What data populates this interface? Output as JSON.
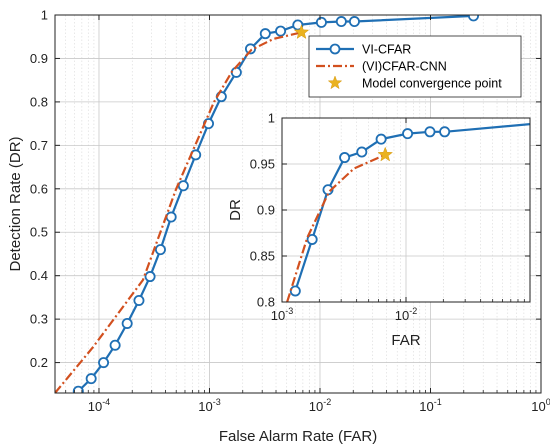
{
  "colors": {
    "vi_cfar": "#1f6fb4",
    "vi_cfar_cnn": "#d2501f",
    "convergence_star": "#eab21f",
    "grid": "#d9d9d9",
    "axis": "#222222"
  },
  "chart_data": [
    {
      "type": "line",
      "xscale": "log",
      "xlabel": "False Alarm Rate (FAR)",
      "ylabel": "Detection Rate (DR)",
      "xlim": [
        4e-05,
        1
      ],
      "ylim": [
        0.13,
        1
      ],
      "xtick_values": [
        0.0001,
        0.001,
        0.01,
        0.1,
        1
      ],
      "xtick_bases": [
        "10",
        "10",
        "10",
        "10",
        "10"
      ],
      "xtick_exponents": [
        "-4",
        "-3",
        "-2",
        "-1",
        "0"
      ],
      "yticks": [
        "0.2",
        "0.3",
        "0.4",
        "0.5",
        "0.6",
        "0.7",
        "0.8",
        "0.9",
        "1"
      ],
      "ytick_values": [
        0.2,
        0.3,
        0.4,
        0.5,
        0.6,
        0.7,
        0.8,
        0.9,
        1
      ],
      "grid": true,
      "legend": {
        "placement": "top-right",
        "entries": [
          "VI-CFAR",
          "(VI)CFAR-CNN",
          "Model convergence point"
        ]
      },
      "series": [
        {
          "name": "VI-CFAR",
          "style": "solid-circle",
          "x": [
            6.5e-05,
            8.5e-05,
            0.00011,
            0.00014,
            0.00018,
            0.00023,
            0.00029,
            0.00036,
            0.00045,
            0.00058,
            0.00075,
            0.00098,
            0.00128,
            0.00175,
            0.00235,
            0.0032,
            0.0044,
            0.0063,
            0.0103,
            0.0156,
            0.0205,
            0.245
          ],
          "y": [
            0.134,
            0.163,
            0.2,
            0.24,
            0.29,
            0.343,
            0.398,
            0.46,
            0.535,
            0.607,
            0.678,
            0.75,
            0.812,
            0.868,
            0.922,
            0.957,
            0.963,
            0.977,
            0.983,
            0.985,
            0.985,
            0.998
          ]
        },
        {
          "name": "(VI)CFAR-CNN",
          "style": "dashdot",
          "x": [
            4e-05,
            8.8e-05,
            0.00025,
            0.0005,
            0.0011,
            0.0016,
            0.0024,
            0.0038,
            0.0068
          ],
          "y": [
            0.13,
            0.235,
            0.39,
            0.6,
            0.8,
            0.87,
            0.92,
            0.945,
            0.96
          ]
        }
      ],
      "markers": [
        {
          "name": "Model convergence point",
          "x": 0.0068,
          "y": 0.96
        }
      ]
    },
    {
      "type": "line",
      "xscale": "log",
      "xlabel": "FAR",
      "ylabel": "DR",
      "xlim": [
        0.001,
        0.1
      ],
      "ylim": [
        0.8,
        1
      ],
      "xtick_values": [
        0.001,
        0.01
      ],
      "xtick_bases": [
        "10",
        "10"
      ],
      "xtick_exponents": [
        "-3",
        "-2"
      ],
      "yticks": [
        "0.8",
        "0.85",
        "0.9",
        "0.95",
        "1"
      ],
      "ytick_values": [
        0.8,
        0.85,
        0.9,
        0.95,
        1
      ],
      "grid": true,
      "series": [
        {
          "name": "VI-CFAR",
          "style": "solid-circle",
          "x": [
            0.00128,
            0.00175,
            0.00235,
            0.0032,
            0.0044,
            0.0063,
            0.0103,
            0.0156,
            0.0205,
            0.245
          ],
          "y": [
            0.812,
            0.868,
            0.922,
            0.957,
            0.963,
            0.977,
            0.983,
            0.985,
            0.985,
            0.998
          ]
        },
        {
          "name": "(VI)CFAR-CNN",
          "style": "dashdot",
          "x": [
            0.0011,
            0.0016,
            0.0024,
            0.0038,
            0.0068
          ],
          "y": [
            0.8,
            0.87,
            0.92,
            0.945,
            0.96
          ]
        }
      ],
      "markers": [
        {
          "name": "Model convergence point",
          "x": 0.0068,
          "y": 0.96
        }
      ]
    }
  ]
}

⁂

Write out every entry again word for word, without any of the pictures.

What data populates this interface? Output as JSON.
{
  "colors": {
    "vi_cfar": "#1f6fb4",
    "vi_cfar_cnn": "#d2501f",
    "convergence_star": "#eab21f",
    "grid": "#d9d9d9",
    "axis": "#222222"
  },
  "chart_data": [
    {
      "type": "line",
      "xscale": "log",
      "xlabel": "False Alarm Rate (FAR)",
      "ylabel": "Detection Rate (DR)",
      "xlim": [
        4e-05,
        1
      ],
      "ylim": [
        0.13,
        1
      ],
      "xtick_values": [
        0.0001,
        0.001,
        0.01,
        0.1,
        1
      ],
      "xtick_bases": [
        "10",
        "10",
        "10",
        "10",
        "10"
      ],
      "xtick_exponents": [
        "-4",
        "-3",
        "-2",
        "-1",
        "0"
      ],
      "yticks": [
        "0.2",
        "0.3",
        "0.4",
        "0.5",
        "0.6",
        "0.7",
        "0.8",
        "0.9",
        "1"
      ],
      "ytick_values": [
        0.2,
        0.3,
        0.4,
        0.5,
        0.6,
        0.7,
        0.8,
        0.9,
        1
      ],
      "grid": true,
      "legend": {
        "placement": "top-right",
        "entries": [
          "VI-CFAR",
          "(VI)CFAR-CNN",
          "Model convergence point"
        ]
      },
      "series": [
        {
          "name": "VI-CFAR",
          "style": "solid-circle",
          "x": [
            6.5e-05,
            8.5e-05,
            0.00011,
            0.00014,
            0.00018,
            0.00023,
            0.00029,
            0.00036,
            0.00045,
            0.00058,
            0.00075,
            0.00098,
            0.00128,
            0.00175,
            0.00235,
            0.0032,
            0.0044,
            0.0063,
            0.0103,
            0.0156,
            0.0205,
            0.245
          ],
          "y": [
            0.134,
            0.163,
            0.2,
            0.24,
            0.29,
            0.343,
            0.398,
            0.46,
            0.535,
            0.607,
            0.678,
            0.75,
            0.812,
            0.868,
            0.922,
            0.957,
            0.963,
            0.977,
            0.983,
            0.985,
            0.985,
            0.998
          ]
        },
        {
          "name": "(VI)CFAR-CNN",
          "style": "dashdot",
          "x": [
            4e-05,
            8.8e-05,
            0.00025,
            0.0005,
            0.0011,
            0.0016,
            0.0024,
            0.0038,
            0.0068
          ],
          "y": [
            0.13,
            0.235,
            0.39,
            0.6,
            0.8,
            0.87,
            0.92,
            0.945,
            0.96
          ]
        }
      ],
      "markers": [
        {
          "name": "Model convergence point",
          "x": 0.0068,
          "y": 0.96
        }
      ]
    },
    {
      "type": "line",
      "xscale": "log",
      "xlabel": "FAR",
      "ylabel": "DR",
      "xlim": [
        0.001,
        0.1
      ],
      "ylim": [
        0.8,
        1
      ],
      "xtick_values": [
        0.001,
        0.01
      ],
      "xtick_bases": [
        "10",
        "10"
      ],
      "xtick_exponents": [
        "-3",
        "-2"
      ],
      "yticks": [
        "0.8",
        "0.85",
        "0.9",
        "0.95",
        "1"
      ],
      "ytick_values": [
        0.8,
        0.85,
        0.9,
        0.95,
        1
      ],
      "grid": true,
      "series": [
        {
          "name": "VI-CFAR",
          "style": "solid-circle",
          "x": [
            0.00128,
            0.00175,
            0.00235,
            0.0032,
            0.0044,
            0.0063,
            0.0103,
            0.0156,
            0.0205,
            0.245
          ],
          "y": [
            0.812,
            0.868,
            0.922,
            0.957,
            0.963,
            0.977,
            0.983,
            0.985,
            0.985,
            0.998
          ]
        },
        {
          "name": "(VI)CFAR-CNN",
          "style": "dashdot",
          "x": [
            0.0011,
            0.0016,
            0.0024,
            0.0038,
            0.0068
          ],
          "y": [
            0.8,
            0.87,
            0.92,
            0.945,
            0.96
          ]
        }
      ],
      "markers": [
        {
          "name": "Model convergence point",
          "x": 0.0068,
          "y": 0.96
        }
      ]
    }
  ]
}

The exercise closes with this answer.